**Provided passage**
= Beginning of Section =
= Burrelles =

American media monitoring service provider

Burrelles was an American company that provided media relations planning, monitoring, and measurement services, before ceasing operations in 2024.

==History==
Founded in 1888 by Frank Burrelle and Robert Luce, BurrellesLuce, now Burrelles, was one of the leading media monitoring service providers in the United States. The company's CEO was Charles Waggoner; Chairman of the Board was Robert C. Waggoner. Burrelles was headquartered in Florham Park, New Jersey, and had offices throughout the United States.

=== Timeline ===
- In 1888, Burrelle's Press Clipping Bureau was founded by Frank Burrelle in New York City. Around the same time, Robert Luce founded Luce Press Clippings in Boston.
- In 1935, Burrelle's achieved national newspaper coverage.
- In 1940, Burrelle's achieved magazine coverage.
= End of Section =
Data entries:
= Beginning of Section =
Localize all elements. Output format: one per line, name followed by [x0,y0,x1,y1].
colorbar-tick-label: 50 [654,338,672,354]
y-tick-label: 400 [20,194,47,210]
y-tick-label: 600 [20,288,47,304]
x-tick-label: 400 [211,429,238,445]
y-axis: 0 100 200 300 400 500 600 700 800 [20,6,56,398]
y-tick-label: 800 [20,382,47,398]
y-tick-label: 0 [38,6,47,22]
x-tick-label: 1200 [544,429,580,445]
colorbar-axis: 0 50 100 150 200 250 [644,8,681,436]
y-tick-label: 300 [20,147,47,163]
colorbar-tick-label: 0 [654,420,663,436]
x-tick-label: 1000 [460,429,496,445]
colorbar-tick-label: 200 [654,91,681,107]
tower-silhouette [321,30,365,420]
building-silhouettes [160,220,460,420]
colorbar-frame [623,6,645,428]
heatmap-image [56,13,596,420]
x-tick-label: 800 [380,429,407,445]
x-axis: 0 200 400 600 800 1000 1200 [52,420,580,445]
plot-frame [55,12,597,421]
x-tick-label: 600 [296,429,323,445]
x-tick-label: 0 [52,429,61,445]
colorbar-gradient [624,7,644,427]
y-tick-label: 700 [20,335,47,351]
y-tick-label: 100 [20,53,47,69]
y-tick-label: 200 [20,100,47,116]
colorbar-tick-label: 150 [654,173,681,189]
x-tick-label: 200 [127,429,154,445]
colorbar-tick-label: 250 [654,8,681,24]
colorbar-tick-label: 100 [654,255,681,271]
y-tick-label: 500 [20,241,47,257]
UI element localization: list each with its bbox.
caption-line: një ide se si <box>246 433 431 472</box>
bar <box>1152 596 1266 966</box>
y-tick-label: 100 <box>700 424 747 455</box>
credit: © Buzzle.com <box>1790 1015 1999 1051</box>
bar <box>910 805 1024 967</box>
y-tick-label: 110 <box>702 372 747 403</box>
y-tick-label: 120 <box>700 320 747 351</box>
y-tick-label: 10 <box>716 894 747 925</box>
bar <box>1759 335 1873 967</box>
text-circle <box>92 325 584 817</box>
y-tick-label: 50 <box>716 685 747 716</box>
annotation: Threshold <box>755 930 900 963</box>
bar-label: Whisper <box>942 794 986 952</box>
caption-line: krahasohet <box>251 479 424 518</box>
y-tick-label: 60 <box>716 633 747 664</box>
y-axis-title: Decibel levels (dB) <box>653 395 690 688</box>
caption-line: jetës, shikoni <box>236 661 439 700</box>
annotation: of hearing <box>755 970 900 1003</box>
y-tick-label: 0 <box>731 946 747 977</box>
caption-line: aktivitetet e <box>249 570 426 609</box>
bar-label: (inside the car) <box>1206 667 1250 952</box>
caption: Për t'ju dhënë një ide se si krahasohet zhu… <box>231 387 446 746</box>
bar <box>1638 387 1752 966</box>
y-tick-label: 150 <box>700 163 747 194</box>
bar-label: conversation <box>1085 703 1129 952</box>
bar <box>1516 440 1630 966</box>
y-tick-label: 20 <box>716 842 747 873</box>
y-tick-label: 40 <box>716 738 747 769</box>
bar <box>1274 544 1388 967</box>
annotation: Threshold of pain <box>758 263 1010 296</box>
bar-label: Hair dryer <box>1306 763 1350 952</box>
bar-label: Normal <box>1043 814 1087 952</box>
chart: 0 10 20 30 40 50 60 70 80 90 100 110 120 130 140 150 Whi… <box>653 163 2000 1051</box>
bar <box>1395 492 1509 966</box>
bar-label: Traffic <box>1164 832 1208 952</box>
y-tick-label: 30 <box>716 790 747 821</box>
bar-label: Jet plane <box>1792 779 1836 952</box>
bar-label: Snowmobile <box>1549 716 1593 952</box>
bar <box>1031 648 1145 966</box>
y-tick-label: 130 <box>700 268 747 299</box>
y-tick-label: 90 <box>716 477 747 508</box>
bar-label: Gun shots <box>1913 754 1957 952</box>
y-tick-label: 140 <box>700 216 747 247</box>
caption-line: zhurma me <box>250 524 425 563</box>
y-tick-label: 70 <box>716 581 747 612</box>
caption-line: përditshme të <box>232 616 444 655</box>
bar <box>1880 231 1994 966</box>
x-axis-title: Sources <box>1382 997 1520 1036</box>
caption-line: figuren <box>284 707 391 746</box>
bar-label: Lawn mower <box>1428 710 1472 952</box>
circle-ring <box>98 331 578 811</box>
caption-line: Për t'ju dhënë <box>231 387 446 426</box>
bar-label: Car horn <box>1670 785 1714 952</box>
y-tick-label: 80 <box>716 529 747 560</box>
= End of Section =
**Tasks to perform**
A. Answer these questions using the Burrelles text.
(i) In what year did Burrelles cease operations?
(ii) In which town and state was Burrelles headquartered?
(iii) In what year did Burrelle's achieve magazine coverage?
B. Print, without any changes, the part of the Burrelles text that opens with the words containing "Burrelles was an" and closes with "achieved magazine coverage.".

**Solutions by task**
A.
(i) 2024
(ii) Florham Park, New Jersey
(iii) 1940

B.
Burrelles was an American company that provided media relations planning, monitoring, and measurement services, before ceasing operations in 2024.

==History==
Founded in 1888 by Frank Burrelle and Robert Luce, BurrellesLuce, now Burrelles, was one of the leading media monitoring service providers in the United States. The company's CEO was Charles Waggoner; Chairman of the Board was Robert C. Waggoner. Burrelles was headquartered in Florham Park, New Jersey, and had offices throughout the United States.

=== Timeline ===
- In 1888, Burrelle's Press Clipping Bureau was founded by Frank Burrelle in New York City. Around the same time, Robert Luce founded Luce Press Clippings in Boston.
- In 1935, Burrelle's achieved national newspaper coverage.
- In 1940, Burrelle's achieved magazine coverage.